Take from the listing each line that has the string "indicator".

--- Begin Material ---

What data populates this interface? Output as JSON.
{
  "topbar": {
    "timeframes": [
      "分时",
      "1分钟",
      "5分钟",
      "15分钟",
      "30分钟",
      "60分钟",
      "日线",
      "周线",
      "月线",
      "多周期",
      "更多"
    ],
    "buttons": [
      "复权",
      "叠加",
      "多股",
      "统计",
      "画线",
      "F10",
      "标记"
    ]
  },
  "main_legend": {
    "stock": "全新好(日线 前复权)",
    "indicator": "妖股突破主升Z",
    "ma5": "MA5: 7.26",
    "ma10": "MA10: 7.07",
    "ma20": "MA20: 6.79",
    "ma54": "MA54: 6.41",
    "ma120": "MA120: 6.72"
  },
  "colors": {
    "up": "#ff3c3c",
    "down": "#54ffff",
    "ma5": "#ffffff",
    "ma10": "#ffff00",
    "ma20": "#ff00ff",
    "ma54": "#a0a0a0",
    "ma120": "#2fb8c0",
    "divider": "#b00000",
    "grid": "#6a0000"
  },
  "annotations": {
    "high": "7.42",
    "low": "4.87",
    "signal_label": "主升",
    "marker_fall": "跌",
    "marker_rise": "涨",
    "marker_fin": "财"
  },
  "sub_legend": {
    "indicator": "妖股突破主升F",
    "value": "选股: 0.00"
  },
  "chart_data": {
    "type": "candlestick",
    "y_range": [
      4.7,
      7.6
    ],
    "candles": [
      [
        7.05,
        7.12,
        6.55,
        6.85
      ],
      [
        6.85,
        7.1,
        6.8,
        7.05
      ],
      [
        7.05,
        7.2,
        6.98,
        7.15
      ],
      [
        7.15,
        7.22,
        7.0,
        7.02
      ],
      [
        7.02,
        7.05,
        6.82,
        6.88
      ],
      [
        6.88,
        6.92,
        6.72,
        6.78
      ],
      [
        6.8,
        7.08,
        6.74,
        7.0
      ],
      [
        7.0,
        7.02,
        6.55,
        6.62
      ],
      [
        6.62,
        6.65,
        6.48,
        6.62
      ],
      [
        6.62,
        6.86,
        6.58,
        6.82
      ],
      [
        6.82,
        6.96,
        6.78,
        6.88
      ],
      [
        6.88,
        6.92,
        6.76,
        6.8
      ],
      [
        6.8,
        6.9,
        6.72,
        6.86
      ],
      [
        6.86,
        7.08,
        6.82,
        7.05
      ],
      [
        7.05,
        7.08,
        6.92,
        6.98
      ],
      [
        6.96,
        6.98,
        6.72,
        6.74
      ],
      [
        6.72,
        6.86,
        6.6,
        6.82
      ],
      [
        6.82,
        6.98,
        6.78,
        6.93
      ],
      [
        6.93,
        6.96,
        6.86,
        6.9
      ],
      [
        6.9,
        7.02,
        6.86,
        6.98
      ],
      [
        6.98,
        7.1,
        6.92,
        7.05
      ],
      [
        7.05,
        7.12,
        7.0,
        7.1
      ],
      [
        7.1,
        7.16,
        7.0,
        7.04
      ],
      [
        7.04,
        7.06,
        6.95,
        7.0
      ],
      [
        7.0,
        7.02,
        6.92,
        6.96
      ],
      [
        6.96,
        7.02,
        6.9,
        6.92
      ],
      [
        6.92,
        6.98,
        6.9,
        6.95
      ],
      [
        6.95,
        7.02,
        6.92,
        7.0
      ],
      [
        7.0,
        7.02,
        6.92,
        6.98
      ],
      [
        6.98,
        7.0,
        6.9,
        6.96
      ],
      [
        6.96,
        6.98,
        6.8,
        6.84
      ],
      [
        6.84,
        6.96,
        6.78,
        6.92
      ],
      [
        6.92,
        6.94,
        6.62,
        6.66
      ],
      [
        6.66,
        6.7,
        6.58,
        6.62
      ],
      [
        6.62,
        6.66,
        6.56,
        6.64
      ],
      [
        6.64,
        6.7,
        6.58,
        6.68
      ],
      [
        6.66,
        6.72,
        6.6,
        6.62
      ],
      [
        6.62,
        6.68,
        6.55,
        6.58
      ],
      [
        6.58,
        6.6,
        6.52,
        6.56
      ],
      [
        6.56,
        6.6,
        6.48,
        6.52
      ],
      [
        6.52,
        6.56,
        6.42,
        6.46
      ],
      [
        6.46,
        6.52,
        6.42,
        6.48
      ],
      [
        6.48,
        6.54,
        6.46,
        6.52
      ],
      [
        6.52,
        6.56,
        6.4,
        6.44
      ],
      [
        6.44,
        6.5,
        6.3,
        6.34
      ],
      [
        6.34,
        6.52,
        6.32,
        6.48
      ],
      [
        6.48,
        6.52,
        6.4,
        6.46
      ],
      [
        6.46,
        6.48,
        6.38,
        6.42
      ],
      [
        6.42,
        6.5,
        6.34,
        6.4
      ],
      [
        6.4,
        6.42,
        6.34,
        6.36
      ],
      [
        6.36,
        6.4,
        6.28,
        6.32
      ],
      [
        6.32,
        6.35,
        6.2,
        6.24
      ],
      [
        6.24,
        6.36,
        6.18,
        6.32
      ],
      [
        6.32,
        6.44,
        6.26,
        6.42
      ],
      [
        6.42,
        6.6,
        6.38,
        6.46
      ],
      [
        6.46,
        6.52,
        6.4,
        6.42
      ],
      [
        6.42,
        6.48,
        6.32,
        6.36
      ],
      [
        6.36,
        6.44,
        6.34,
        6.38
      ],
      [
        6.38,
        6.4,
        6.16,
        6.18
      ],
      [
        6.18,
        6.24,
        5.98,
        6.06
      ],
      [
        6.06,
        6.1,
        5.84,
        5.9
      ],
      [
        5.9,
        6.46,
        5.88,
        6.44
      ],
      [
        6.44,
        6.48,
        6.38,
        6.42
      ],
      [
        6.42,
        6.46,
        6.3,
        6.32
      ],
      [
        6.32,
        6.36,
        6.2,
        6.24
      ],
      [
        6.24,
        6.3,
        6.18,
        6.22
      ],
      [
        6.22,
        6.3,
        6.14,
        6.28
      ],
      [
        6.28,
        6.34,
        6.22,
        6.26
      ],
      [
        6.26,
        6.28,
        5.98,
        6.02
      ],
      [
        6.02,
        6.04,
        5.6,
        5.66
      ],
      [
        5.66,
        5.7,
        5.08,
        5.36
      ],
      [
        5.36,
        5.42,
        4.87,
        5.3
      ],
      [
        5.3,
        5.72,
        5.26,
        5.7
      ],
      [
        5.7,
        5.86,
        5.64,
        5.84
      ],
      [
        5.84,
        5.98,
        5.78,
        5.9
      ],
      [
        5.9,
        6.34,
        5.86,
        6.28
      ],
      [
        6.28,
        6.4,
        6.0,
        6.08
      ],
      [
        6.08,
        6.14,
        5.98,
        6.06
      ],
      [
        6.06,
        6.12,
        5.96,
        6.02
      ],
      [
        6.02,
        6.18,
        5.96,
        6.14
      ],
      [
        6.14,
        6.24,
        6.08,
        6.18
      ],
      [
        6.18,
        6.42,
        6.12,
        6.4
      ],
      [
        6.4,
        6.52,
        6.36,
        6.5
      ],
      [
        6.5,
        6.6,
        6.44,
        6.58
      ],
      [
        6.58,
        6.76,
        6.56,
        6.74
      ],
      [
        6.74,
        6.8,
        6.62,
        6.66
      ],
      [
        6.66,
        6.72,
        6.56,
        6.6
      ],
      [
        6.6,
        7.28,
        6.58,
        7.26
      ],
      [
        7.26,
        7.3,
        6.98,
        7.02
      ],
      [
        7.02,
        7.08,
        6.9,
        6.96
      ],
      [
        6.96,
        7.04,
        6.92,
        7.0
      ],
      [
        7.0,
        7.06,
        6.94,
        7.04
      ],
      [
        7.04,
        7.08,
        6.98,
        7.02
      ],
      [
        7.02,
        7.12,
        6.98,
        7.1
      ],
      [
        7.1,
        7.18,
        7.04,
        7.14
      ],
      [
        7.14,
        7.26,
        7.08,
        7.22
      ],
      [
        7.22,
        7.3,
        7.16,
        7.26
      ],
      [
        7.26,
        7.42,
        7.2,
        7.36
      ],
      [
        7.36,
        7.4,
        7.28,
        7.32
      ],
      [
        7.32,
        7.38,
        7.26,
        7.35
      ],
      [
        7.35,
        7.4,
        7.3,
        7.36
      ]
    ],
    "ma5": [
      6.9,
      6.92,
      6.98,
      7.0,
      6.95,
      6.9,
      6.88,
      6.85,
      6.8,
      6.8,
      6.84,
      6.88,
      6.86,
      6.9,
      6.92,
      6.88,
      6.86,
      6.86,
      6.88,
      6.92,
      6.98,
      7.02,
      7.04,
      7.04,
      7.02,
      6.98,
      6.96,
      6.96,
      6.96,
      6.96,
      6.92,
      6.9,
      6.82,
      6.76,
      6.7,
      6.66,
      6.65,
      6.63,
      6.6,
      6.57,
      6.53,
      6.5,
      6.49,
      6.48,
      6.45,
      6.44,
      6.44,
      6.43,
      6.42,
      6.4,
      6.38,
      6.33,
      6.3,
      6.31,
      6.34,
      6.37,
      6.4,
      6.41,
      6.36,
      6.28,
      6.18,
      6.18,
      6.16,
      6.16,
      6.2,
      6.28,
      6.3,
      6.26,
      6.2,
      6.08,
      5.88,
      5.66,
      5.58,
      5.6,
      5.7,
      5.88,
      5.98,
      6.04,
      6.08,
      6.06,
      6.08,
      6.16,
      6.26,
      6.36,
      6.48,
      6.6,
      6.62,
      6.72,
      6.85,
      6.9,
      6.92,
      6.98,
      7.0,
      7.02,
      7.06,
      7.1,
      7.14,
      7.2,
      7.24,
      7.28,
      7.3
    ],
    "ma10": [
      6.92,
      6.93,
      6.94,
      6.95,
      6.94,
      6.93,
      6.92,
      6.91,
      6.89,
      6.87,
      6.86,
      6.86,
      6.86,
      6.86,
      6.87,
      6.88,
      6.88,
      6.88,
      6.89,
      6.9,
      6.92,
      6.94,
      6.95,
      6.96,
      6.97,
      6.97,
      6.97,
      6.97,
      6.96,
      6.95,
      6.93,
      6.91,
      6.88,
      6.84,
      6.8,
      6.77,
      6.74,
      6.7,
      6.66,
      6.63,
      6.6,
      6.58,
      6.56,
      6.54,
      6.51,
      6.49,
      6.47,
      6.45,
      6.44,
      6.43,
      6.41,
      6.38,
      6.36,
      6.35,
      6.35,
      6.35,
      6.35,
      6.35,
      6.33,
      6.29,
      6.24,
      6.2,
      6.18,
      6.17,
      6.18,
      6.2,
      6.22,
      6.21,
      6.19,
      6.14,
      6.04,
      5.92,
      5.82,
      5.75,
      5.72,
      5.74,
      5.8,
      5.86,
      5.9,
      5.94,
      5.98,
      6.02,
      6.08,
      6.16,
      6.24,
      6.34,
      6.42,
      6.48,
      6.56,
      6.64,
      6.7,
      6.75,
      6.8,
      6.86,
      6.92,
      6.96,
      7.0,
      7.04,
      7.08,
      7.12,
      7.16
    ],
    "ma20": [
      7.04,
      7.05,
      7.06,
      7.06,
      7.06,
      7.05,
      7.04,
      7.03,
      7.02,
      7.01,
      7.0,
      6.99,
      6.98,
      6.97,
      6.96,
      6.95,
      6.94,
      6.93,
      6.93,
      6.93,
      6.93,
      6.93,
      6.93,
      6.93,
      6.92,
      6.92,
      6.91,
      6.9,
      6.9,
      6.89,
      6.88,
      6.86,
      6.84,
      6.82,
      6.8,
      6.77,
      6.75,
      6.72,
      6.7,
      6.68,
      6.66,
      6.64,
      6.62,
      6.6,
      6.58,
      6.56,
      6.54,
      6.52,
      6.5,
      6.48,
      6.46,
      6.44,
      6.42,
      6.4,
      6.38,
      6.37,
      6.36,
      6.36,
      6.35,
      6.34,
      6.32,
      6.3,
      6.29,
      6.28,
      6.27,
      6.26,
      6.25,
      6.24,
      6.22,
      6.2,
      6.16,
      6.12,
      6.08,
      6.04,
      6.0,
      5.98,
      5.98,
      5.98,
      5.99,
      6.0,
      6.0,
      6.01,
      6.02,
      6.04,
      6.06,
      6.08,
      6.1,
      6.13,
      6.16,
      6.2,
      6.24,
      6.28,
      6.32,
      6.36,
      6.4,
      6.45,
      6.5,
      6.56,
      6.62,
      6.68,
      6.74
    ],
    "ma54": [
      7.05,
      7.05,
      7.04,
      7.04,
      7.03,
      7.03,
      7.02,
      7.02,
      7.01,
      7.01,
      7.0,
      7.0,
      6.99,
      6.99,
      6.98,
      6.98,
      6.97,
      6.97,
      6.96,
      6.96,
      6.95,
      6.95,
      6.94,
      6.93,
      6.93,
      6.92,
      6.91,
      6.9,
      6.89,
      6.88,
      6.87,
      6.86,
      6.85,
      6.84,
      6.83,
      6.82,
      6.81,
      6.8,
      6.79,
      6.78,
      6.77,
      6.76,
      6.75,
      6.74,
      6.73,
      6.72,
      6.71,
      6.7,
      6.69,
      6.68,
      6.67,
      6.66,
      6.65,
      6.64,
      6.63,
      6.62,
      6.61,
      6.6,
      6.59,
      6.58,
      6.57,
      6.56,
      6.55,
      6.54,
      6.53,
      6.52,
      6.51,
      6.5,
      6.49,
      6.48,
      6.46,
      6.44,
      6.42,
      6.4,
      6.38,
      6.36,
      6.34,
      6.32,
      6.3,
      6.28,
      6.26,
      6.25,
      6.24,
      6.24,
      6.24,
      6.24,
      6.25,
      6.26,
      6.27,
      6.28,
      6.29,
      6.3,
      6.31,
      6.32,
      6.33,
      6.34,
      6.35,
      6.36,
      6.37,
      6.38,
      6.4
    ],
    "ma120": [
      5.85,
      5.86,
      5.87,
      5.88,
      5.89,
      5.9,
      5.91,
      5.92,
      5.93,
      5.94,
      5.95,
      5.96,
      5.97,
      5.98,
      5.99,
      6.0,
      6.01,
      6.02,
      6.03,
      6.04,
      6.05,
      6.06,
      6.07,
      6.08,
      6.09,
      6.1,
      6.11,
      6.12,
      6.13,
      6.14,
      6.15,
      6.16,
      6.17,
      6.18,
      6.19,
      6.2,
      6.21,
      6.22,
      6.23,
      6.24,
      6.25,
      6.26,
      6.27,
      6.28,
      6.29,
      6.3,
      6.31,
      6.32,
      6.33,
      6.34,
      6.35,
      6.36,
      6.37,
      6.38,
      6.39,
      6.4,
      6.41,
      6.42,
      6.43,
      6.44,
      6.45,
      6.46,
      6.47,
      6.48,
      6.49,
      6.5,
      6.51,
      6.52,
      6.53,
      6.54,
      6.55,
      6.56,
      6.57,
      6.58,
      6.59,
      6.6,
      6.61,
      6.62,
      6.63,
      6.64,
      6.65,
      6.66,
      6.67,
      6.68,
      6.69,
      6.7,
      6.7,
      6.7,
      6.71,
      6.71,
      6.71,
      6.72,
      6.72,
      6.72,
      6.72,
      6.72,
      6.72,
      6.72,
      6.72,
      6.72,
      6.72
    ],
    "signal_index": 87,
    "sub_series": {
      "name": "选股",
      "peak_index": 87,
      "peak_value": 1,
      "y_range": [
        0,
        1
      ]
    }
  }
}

--- End Material ---

• Worked answer:
    "indicator": "妖股突破主升Z",
    "indicator": "妖股突破主升F",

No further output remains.